— START Dataset rows —
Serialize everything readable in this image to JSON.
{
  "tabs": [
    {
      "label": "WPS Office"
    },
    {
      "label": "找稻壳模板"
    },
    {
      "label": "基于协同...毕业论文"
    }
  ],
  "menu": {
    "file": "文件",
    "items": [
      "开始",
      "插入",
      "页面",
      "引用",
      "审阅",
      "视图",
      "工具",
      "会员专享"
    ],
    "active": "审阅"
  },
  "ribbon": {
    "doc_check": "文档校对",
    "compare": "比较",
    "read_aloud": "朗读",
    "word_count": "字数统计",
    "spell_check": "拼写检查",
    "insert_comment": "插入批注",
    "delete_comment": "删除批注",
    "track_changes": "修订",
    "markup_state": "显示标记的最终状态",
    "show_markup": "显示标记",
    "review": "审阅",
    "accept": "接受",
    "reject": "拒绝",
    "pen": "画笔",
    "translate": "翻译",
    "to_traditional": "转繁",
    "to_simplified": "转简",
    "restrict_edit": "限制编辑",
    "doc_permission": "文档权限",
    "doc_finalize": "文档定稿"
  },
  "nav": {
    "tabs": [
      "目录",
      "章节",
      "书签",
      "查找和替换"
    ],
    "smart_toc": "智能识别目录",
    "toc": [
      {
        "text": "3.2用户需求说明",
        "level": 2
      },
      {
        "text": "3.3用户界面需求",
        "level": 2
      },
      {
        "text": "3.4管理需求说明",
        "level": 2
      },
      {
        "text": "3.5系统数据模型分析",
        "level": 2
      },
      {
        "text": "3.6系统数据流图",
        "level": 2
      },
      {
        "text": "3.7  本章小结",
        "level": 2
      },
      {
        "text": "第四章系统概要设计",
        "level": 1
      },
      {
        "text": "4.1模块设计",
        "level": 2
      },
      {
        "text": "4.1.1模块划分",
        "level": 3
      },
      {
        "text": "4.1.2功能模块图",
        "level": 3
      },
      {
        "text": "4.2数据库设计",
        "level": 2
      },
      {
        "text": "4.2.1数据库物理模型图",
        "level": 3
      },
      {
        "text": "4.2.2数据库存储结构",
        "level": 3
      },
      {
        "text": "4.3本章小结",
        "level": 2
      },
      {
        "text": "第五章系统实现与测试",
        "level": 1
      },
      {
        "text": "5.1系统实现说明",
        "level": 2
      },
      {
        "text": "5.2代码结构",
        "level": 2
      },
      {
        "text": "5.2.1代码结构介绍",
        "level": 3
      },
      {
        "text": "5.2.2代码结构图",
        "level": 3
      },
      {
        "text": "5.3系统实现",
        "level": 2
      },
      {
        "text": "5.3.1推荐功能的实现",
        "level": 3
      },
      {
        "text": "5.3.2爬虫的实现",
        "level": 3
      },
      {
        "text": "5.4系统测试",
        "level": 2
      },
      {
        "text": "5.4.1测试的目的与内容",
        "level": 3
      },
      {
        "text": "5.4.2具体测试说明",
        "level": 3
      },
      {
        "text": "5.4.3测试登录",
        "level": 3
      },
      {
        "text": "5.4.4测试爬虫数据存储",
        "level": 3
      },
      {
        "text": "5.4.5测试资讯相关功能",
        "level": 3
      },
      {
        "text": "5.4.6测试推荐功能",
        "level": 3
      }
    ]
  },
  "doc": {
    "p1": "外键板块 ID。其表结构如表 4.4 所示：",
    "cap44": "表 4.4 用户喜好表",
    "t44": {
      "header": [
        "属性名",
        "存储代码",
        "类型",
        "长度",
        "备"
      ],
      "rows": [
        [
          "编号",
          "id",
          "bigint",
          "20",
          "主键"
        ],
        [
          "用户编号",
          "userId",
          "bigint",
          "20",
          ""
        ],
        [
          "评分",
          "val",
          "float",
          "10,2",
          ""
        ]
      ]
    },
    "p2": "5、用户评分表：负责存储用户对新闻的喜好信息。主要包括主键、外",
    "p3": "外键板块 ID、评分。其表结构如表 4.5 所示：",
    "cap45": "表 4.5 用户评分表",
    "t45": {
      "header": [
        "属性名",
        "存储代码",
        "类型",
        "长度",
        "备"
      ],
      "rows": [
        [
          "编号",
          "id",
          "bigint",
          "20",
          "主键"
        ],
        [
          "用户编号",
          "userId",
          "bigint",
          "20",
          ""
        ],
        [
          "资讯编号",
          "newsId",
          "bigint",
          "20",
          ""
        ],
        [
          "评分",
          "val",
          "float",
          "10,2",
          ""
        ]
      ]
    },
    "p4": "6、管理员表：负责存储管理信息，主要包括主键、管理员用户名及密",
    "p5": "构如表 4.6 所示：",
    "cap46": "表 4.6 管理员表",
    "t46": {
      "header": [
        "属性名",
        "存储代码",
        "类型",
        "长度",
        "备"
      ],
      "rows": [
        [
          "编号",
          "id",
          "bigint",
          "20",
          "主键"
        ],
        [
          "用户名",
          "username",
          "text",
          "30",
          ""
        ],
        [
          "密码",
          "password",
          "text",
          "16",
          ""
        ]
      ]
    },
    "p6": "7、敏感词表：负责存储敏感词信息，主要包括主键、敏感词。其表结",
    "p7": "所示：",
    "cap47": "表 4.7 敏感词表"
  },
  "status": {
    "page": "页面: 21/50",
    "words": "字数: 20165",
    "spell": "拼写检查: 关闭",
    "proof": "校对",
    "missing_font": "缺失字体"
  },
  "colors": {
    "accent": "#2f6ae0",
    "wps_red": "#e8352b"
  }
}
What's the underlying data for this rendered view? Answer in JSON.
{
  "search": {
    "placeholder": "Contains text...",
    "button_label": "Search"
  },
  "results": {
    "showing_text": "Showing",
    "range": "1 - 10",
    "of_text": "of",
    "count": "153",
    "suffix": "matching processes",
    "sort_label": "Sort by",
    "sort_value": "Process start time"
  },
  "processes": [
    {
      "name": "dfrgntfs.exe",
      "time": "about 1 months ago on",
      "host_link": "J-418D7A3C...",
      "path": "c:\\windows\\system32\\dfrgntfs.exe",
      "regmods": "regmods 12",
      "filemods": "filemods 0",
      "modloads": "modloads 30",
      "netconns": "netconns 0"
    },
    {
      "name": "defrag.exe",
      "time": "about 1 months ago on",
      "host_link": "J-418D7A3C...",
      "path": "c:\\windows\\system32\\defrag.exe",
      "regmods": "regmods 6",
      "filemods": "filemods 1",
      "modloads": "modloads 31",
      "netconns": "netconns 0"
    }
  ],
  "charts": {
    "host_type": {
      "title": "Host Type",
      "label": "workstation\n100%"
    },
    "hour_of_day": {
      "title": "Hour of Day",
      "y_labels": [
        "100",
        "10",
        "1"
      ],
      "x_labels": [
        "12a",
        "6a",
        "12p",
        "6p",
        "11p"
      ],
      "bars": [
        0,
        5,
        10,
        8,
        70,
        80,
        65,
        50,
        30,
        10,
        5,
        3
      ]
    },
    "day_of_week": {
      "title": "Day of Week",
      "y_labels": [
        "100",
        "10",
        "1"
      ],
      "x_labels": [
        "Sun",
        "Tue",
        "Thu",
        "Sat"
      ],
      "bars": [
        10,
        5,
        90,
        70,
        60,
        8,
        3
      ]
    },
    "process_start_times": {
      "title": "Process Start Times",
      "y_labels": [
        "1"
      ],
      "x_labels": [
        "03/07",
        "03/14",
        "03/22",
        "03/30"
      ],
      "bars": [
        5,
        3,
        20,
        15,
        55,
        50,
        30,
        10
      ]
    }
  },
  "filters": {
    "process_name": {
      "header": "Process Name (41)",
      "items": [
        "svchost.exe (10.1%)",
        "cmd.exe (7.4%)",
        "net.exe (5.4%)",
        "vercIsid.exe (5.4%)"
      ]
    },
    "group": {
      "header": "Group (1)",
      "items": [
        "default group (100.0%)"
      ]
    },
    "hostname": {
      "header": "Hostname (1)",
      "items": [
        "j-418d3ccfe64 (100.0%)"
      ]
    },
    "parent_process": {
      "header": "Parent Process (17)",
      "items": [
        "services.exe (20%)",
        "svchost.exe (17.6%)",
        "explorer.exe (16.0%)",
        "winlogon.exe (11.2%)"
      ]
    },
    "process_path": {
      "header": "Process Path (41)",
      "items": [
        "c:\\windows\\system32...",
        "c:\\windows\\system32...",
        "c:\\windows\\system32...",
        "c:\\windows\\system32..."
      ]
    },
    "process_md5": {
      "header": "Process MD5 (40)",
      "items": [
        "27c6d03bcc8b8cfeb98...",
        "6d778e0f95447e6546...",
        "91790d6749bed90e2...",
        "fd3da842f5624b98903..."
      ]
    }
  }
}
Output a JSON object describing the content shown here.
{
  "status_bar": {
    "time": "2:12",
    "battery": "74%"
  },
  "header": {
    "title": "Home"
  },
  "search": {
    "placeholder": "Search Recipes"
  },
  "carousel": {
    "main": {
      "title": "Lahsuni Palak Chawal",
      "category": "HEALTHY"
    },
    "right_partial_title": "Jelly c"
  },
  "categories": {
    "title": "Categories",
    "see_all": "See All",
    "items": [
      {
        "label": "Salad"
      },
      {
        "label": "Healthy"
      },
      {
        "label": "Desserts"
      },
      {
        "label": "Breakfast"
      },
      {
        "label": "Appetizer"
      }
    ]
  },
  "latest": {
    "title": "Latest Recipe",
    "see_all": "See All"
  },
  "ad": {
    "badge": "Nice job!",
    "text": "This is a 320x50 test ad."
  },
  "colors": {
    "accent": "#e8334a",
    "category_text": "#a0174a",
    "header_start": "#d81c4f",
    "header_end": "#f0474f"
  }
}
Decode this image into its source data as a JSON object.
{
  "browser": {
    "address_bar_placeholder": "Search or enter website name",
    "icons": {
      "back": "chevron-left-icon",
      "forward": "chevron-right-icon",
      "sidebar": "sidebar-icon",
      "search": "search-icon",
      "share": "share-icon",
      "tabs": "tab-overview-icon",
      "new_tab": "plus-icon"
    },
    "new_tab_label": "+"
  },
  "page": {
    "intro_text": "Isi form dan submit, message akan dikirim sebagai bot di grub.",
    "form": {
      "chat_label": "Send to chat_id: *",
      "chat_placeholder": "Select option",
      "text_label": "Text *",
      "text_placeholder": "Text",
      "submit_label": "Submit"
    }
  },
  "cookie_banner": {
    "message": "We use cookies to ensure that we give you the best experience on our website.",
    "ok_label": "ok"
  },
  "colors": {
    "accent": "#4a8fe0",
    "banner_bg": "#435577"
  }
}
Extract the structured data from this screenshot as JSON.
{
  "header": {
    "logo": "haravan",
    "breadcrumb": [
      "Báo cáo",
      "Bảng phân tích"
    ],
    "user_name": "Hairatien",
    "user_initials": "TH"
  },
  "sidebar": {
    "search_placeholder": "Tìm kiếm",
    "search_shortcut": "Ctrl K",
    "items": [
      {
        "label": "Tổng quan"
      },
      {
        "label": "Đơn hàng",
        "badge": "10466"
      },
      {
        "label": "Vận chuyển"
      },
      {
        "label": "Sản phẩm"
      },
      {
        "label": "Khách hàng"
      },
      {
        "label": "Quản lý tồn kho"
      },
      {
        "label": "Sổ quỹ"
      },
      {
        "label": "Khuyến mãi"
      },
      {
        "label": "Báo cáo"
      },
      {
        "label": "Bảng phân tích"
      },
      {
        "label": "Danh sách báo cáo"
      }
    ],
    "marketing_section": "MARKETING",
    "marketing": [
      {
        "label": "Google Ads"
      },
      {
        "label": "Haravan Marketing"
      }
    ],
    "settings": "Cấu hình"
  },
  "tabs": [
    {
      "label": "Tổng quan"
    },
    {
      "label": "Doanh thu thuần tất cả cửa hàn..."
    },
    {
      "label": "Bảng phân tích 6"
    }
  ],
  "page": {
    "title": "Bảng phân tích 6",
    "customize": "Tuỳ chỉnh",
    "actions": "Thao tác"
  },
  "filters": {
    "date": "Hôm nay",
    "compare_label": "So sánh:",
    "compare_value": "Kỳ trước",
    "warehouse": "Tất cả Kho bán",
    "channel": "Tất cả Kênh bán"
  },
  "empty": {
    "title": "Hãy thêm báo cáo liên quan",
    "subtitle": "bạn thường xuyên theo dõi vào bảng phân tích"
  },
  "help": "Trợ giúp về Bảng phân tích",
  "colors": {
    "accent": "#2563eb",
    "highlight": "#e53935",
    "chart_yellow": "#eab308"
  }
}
— END Dataset rows —
# [Your task]
List every line from the entries above in which "tích" appears.

# [Full output]
      "Bảng phân tích"
        "label": "Bảng phân tích"
      "label": "Bảng phân tích 6"
    "title": "Bảng phân tích 6",
    "subtitle": "bạn thường xuyên theo dõi vào bảng phân tích"
  "help": "Trợ giúp về Bảng phân tích",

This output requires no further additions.